▶ [Exercise]: Write out only the tail of the records, beginning at the line containing "Type out the text in this image." and including the last line, exactly as written.

=-=-=-=-=

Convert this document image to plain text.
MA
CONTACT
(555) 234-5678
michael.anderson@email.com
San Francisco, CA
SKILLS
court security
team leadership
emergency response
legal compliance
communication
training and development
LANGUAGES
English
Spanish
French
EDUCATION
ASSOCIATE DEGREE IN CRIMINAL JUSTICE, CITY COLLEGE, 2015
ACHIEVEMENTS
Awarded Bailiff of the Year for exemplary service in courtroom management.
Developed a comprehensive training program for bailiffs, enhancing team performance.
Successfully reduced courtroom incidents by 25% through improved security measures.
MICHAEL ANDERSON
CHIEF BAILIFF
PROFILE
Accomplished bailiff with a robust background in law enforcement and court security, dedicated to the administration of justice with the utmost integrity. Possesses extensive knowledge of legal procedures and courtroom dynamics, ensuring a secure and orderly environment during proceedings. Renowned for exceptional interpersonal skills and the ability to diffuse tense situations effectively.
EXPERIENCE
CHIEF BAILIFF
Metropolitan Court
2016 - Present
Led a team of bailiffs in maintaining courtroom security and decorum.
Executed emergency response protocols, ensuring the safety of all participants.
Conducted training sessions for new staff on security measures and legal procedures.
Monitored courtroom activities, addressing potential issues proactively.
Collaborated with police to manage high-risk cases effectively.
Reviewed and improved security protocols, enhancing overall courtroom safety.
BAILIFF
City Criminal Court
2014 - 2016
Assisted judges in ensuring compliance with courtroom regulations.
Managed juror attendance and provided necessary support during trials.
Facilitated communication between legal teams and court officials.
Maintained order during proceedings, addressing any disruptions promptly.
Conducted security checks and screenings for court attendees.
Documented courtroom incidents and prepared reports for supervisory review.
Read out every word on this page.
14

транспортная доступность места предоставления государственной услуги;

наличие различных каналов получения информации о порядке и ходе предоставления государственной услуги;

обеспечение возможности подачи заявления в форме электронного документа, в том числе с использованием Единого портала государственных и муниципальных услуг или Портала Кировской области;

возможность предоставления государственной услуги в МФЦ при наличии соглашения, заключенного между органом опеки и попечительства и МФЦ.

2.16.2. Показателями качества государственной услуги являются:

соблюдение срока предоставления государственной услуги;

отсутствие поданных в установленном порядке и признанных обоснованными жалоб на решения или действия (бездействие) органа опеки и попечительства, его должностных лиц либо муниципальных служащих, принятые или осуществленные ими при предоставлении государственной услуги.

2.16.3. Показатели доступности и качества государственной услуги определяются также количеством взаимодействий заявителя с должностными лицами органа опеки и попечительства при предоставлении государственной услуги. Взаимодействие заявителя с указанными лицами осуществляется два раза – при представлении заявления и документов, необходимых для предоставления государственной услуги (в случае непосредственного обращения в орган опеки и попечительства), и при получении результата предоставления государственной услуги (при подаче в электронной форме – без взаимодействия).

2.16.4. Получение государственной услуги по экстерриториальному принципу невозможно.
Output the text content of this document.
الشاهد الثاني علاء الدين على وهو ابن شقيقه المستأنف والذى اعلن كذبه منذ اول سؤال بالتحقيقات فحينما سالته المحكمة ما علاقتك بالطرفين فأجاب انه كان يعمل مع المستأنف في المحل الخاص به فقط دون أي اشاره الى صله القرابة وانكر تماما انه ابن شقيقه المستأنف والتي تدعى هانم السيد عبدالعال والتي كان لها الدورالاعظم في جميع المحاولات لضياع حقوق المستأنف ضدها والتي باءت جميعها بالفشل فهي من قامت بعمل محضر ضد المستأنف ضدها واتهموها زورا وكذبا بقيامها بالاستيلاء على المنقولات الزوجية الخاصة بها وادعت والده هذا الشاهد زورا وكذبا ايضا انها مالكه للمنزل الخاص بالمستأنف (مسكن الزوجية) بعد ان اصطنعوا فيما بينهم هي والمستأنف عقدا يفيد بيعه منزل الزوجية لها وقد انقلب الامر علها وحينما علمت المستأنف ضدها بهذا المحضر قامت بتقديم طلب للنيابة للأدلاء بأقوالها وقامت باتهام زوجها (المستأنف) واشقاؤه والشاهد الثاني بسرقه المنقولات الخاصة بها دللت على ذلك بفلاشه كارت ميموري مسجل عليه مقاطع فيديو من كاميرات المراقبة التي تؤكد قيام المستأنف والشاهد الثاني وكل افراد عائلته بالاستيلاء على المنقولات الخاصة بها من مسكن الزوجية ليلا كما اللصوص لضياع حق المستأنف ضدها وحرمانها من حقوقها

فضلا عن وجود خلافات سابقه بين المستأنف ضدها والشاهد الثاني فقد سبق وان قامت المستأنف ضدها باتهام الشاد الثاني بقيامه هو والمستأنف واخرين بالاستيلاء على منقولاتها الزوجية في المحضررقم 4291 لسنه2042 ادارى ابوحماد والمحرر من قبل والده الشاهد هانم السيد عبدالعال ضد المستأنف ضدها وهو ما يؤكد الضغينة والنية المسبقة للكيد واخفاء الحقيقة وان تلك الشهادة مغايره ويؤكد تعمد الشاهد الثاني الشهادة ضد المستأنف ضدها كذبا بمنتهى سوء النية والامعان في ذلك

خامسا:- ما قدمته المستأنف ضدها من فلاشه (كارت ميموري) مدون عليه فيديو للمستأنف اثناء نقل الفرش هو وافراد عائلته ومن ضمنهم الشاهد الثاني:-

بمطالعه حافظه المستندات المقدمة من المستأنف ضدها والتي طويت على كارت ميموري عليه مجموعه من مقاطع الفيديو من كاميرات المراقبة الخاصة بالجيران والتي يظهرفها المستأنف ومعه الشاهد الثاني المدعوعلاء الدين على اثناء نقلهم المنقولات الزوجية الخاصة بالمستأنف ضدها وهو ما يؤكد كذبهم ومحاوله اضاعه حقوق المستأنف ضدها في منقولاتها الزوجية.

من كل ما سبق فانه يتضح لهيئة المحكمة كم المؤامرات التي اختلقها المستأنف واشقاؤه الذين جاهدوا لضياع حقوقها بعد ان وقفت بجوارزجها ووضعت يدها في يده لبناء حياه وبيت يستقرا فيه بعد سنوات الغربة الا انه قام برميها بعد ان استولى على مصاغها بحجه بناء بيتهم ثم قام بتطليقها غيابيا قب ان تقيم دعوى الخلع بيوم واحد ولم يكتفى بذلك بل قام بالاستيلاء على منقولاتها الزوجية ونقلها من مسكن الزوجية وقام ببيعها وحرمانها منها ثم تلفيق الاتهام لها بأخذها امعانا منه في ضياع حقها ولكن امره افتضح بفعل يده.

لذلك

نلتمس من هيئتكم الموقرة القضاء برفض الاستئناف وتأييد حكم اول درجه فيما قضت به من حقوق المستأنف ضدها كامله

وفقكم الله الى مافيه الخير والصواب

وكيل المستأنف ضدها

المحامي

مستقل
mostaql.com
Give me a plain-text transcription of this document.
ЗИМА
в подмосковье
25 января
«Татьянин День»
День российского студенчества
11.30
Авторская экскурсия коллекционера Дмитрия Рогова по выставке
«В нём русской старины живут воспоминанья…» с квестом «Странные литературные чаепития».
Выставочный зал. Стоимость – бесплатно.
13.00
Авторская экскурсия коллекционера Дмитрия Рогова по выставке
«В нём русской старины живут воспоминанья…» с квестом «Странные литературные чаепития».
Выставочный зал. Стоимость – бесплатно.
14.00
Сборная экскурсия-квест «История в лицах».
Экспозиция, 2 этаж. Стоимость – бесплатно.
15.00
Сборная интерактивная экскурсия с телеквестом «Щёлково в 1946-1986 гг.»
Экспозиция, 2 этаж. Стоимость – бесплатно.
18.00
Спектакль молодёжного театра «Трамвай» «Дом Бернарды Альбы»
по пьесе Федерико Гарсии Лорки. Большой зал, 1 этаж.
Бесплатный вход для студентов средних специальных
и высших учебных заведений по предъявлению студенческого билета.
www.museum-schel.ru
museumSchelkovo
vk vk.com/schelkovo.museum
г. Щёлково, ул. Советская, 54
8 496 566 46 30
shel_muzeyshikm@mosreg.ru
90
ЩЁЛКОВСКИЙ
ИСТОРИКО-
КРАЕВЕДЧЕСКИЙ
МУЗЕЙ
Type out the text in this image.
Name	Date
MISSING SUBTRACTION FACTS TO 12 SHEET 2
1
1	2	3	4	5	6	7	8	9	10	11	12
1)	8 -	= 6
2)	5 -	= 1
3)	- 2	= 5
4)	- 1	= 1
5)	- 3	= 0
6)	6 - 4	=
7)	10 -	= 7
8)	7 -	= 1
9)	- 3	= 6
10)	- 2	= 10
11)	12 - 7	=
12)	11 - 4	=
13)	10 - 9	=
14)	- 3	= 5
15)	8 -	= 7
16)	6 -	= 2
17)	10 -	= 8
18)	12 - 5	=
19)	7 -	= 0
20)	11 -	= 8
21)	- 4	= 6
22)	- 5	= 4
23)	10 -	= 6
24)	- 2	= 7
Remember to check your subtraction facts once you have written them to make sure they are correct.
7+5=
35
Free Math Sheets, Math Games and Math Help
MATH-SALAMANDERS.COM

=-=-=-=-=

▶ [Answer below]:
Type out the text in this image.
Name	Date
MISSING SUBTRACTION FACTS TO 12 SHEET 2
1
1	2	3	4	5	6	7	8	9	10	11	12
1)	8 -	= 6
2)	5 -	= 1
3)	- 2	= 5
4)	- 1	= 1
5)	- 3	= 0
6)	6 - 4	=
7)	10 -	= 7
8)	7 -	= 1
9)	- 3	= 6
10)	- 2	= 10
11)	12 - 7	=
12)	11 - 4	=
13)	10 - 9	=
14)	- 3	= 5
15)	8 -	= 7
16)	6 -	= 2
17)	10 -	= 8
18)	12 - 5	=
19)	7 -	= 0
20)	11 -	= 8
21)	- 4	= 6
22)	- 5	= 4
23)	10 -	= 6
24)	- 2	= 7
Remember to check your subtraction facts once you have written them to make sure they are correct.
7+5=
35
Free Math Sheets, Math Games and Math Help
MATH-SALAMANDERS.COM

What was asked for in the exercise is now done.